_WHAT YOU WILL DO_: Go through the material and pull out every line with the string "accounts" in it.

——————

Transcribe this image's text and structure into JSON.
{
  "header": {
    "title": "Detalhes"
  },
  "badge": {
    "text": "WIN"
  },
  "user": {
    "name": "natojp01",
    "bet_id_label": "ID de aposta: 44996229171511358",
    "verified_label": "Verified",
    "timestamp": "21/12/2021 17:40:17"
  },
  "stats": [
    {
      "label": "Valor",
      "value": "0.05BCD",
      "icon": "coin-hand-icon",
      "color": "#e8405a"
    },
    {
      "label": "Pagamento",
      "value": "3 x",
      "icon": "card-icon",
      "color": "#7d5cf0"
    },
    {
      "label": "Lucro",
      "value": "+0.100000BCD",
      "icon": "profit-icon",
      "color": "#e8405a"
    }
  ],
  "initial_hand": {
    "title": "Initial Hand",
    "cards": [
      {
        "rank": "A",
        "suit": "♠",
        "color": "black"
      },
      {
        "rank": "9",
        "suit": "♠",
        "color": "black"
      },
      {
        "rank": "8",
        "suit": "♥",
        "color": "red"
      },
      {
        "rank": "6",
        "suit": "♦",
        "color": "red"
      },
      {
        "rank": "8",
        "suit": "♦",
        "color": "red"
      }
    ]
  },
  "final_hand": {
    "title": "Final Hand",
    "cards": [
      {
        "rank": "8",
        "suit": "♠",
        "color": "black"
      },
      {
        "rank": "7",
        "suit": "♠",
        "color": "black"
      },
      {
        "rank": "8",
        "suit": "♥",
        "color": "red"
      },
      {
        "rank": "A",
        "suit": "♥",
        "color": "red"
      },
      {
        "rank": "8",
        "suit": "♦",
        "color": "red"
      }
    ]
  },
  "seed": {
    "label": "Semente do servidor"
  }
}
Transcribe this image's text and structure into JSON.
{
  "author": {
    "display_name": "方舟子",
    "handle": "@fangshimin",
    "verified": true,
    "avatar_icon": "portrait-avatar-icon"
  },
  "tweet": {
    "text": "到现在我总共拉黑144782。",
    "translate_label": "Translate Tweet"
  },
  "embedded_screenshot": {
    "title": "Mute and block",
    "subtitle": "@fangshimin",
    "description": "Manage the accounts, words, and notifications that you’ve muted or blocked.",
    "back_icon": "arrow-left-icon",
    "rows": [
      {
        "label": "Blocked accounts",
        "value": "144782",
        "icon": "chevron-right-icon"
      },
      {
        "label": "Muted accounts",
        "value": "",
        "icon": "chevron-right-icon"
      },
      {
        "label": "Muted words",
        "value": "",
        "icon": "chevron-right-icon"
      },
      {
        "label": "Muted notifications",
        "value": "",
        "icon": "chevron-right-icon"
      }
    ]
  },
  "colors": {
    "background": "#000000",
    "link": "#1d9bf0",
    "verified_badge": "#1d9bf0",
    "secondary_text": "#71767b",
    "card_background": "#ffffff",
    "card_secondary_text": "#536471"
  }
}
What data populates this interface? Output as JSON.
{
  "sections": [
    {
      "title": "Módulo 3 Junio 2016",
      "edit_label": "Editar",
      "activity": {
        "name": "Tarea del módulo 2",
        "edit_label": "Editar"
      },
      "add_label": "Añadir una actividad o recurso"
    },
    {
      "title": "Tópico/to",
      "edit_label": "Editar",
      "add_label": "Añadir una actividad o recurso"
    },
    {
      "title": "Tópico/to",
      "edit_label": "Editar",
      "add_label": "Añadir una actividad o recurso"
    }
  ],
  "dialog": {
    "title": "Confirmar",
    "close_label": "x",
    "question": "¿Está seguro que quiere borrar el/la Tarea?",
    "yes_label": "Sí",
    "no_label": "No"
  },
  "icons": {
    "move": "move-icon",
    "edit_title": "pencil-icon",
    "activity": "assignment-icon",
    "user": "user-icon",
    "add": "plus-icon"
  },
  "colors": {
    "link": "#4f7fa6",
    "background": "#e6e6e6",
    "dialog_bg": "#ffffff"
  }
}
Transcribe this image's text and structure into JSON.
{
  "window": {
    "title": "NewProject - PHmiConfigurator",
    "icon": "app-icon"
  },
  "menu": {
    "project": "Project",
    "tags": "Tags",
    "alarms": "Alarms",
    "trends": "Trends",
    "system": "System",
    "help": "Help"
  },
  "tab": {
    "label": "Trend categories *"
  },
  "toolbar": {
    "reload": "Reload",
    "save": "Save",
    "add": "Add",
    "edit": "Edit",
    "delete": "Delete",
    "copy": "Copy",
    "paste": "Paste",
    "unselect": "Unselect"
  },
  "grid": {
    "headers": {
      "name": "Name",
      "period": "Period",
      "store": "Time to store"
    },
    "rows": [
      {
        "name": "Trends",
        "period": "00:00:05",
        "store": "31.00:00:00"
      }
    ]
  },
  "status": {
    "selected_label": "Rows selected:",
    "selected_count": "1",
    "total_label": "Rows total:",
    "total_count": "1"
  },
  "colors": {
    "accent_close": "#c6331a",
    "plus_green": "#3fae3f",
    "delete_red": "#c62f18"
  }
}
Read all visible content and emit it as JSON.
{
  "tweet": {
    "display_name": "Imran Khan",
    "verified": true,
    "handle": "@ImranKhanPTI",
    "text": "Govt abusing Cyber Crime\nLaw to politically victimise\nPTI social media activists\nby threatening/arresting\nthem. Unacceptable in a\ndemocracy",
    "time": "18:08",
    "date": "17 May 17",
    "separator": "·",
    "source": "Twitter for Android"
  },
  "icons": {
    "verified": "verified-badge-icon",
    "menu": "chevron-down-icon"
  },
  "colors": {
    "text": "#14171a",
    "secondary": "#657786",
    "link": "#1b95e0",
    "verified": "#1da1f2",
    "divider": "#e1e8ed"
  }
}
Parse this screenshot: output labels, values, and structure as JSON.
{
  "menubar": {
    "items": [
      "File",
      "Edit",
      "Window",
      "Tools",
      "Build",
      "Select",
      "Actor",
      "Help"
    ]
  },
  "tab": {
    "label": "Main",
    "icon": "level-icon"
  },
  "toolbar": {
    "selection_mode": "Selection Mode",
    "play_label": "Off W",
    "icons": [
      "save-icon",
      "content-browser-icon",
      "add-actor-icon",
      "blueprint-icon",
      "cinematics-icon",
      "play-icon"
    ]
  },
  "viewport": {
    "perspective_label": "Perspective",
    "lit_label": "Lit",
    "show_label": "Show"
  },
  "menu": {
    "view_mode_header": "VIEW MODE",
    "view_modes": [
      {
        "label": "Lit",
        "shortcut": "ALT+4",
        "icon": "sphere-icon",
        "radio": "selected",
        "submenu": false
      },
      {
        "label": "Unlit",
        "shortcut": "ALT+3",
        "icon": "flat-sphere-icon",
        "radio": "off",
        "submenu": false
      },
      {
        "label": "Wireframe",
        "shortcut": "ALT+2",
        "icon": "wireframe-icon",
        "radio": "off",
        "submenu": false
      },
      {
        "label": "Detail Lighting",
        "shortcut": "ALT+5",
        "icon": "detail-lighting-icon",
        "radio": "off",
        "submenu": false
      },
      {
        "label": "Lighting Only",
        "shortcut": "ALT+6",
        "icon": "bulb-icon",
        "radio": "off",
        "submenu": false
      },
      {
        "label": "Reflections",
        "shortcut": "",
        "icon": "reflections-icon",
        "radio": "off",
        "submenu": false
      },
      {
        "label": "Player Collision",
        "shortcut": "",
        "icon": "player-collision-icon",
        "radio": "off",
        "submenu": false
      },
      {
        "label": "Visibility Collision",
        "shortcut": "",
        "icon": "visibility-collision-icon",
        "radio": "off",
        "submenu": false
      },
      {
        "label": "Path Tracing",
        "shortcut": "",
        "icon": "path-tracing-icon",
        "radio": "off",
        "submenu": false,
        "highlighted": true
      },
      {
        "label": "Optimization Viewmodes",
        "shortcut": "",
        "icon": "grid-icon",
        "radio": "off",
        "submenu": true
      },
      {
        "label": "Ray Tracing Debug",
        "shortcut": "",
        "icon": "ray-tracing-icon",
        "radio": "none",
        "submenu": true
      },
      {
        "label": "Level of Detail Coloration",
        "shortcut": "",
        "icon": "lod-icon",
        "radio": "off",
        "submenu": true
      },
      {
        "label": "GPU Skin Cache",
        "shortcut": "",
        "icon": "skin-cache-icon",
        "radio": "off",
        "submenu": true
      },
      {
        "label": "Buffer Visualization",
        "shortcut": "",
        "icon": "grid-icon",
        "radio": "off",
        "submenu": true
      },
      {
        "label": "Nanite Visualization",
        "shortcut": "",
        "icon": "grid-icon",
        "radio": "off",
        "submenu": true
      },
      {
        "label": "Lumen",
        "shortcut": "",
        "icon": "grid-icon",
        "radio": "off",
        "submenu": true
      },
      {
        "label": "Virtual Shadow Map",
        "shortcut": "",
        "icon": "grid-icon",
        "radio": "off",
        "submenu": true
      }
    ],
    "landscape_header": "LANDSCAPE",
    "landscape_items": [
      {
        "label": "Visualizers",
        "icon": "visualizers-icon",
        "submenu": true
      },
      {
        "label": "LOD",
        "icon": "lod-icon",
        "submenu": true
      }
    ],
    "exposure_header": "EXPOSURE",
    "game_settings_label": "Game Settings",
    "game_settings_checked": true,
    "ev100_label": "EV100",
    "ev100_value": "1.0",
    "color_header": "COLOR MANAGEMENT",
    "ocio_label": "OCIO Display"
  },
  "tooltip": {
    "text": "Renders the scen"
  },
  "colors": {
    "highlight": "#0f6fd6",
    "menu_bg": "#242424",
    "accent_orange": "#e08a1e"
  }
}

——————

_THE RESPONSE_:
    "description": "Manage the accounts, words, and notifications that you’ve muted or blocked.",
        "label": "Blocked accounts",
        "label": "Muted accounts",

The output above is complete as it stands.